→ INPUT ROWS:
<<<<
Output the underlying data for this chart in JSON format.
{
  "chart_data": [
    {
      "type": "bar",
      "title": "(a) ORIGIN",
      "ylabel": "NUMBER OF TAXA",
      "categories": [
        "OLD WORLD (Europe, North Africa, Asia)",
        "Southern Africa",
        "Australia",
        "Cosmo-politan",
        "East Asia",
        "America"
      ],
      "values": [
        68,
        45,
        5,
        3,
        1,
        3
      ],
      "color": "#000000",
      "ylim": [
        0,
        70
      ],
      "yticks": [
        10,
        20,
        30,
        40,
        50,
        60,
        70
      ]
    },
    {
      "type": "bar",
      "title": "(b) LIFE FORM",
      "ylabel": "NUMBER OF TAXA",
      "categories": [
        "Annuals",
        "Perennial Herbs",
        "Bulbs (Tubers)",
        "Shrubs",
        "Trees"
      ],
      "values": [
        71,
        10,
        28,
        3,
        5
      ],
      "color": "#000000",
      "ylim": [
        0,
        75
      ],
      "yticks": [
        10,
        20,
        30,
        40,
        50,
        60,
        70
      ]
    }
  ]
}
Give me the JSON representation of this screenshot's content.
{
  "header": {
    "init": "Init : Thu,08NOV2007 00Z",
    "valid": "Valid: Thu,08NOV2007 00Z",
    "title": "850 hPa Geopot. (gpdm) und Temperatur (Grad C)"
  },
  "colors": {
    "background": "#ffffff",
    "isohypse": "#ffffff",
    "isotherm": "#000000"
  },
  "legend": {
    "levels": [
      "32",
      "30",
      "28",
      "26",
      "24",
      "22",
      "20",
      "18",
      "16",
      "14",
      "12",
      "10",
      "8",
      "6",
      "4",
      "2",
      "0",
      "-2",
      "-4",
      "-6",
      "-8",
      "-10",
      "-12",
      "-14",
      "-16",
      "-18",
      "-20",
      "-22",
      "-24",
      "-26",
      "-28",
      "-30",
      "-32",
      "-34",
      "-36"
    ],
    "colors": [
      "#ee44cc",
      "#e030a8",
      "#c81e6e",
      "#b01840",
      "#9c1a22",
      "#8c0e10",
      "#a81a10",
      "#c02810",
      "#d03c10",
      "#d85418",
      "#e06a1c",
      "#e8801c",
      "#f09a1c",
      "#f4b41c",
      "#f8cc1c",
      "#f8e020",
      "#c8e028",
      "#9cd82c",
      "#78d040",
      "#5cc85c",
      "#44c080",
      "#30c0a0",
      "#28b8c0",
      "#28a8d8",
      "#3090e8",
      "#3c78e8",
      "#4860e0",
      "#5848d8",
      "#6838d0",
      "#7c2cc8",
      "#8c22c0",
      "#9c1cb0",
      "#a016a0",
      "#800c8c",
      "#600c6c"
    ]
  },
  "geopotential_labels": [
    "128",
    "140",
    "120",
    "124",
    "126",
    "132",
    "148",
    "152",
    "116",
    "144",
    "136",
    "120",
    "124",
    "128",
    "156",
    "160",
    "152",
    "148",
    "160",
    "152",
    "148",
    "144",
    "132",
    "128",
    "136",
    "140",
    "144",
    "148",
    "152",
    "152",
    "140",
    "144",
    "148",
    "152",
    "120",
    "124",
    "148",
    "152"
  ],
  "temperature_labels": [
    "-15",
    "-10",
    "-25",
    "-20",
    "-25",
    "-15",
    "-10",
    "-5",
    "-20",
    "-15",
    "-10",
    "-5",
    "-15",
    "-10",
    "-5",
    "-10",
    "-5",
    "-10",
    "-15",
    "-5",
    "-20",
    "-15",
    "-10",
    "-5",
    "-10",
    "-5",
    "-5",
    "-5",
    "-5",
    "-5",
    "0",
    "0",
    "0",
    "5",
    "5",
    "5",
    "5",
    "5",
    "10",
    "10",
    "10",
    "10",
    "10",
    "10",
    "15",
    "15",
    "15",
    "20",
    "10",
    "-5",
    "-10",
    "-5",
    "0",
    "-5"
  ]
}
>>>>
Repeat the data exactly. Leave nothing out.

→ OUTPUT BELOW:
Output the underlying data for this chart in JSON format.
{
  "chart_data": [
    {
      "type": "bar",
      "title": "(a) ORIGIN",
      "ylabel": "NUMBER OF TAXA",
      "categories": [
        "OLD WORLD (Europe, North Africa, Asia)",
        "Southern Africa",
        "Australia",
        "Cosmo-politan",
        "East Asia",
        "America"
      ],
      "values": [
        68,
        45,
        5,
        3,
        1,
        3
      ],
      "color": "#000000",
      "ylim": [
        0,
        70
      ],
      "yticks": [
        10,
        20,
        30,
        40,
        50,
        60,
        70
      ]
    },
    {
      "type": "bar",
      "title": "(b) LIFE FORM",
      "ylabel": "NUMBER OF TAXA",
      "categories": [
        "Annuals",
        "Perennial Herbs",
        "Bulbs (Tubers)",
        "Shrubs",
        "Trees"
      ],
      "values": [
        71,
        10,
        28,
        3,
        5
      ],
      "color": "#000000",
      "ylim": [
        0,
        75
      ],
      "yticks": [
        10,
        20,
        30,
        40,
        50,
        60,
        70
      ]
    }
  ]
}
Give me the JSON representation of this screenshot's content.
{
  "header": {
    "init": "Init : Thu,08NOV2007 00Z",
    "valid": "Valid: Thu,08NOV2007 00Z",
    "title": "850 hPa Geopot. (gpdm) und Temperatur (Grad C)"
  },
  "colors": {
    "background": "#ffffff",
    "isohypse": "#ffffff",
    "isotherm": "#000000"
  },
  "legend": {
    "levels": [
      "32",
      "30",
      "28",
      "26",
      "24",
      "22",
      "20",
      "18",
      "16",
      "14",
      "12",
      "10",
      "8",
      "6",
      "4",
      "2",
      "0",
      "-2",
      "-4",
      "-6",
      "-8",
      "-10",
      "-12",
      "-14",
      "-16",
      "-18",
      "-20",
      "-22",
      "-24",
      "-26",
      "-28",
      "-30",
      "-32",
      "-34",
      "-36"
    ],
    "colors": [
      "#ee44cc",
      "#e030a8",
      "#c81e6e",
      "#b01840",
      "#9c1a22",
      "#8c0e10",
      "#a81a10",
      "#c02810",
      "#d03c10",
      "#d85418",
      "#e06a1c",
      "#e8801c",
      "#f09a1c",
      "#f4b41c",
      "#f8cc1c",
      "#f8e020",
      "#c8e028",
      "#9cd82c",
      "#78d040",
      "#5cc85c",
      "#44c080",
      "#30c0a0",
      "#28b8c0",
      "#28a8d8",
      "#3090e8",
      "#3c78e8",
      "#4860e0",
      "#5848d8",
      "#6838d0",
      "#7c2cc8",
      "#8c22c0",
      "#9c1cb0",
      "#a016a0",
      "#800c8c",
      "#600c6c"
    ]
  },
  "geopotential_labels": [
    "128",
    "140",
    "120",
    "124",
    "126",
    "132",
    "148",
    "152",
    "116",
    "144",
    "136",
    "120",
    "124",
    "128",
    "156",
    "160",
    "152",
    "148",
    "160",
    "152",
    "148",
    "144",
    "132",
    "128",
    "136",
    "140",
    "144",
    "148",
    "152",
    "152",
    "140",
    "144",
    "148",
    "152",
    "120",
    "124",
    "148",
    "152"
  ],
  "temperature_labels": [
    "-15",
    "-10",
    "-25",
    "-20",
    "-25",
    "-15",
    "-10",
    "-5",
    "-20",
    "-15",
    "-10",
    "-5",
    "-15",
    "-10",
    "-5",
    "-10",
    "-5",
    "-10",
    "-15",
    "-5",
    "-20",
    "-15",
    "-10",
    "-5",
    "-10",
    "-5",
    "-5",
    "-5",
    "-5",
    "-5",
    "0",
    "0",
    "0",
    "5",
    "5",
    "5",
    "5",
    "5",
    "10",
    "10",
    "10",
    "10",
    "10",
    "10",
    "15",
    "15",
    "15",
    "20",
    "10",
    "-5",
    "-10",
    "-5",
    "0",
    "-5"
  ]
}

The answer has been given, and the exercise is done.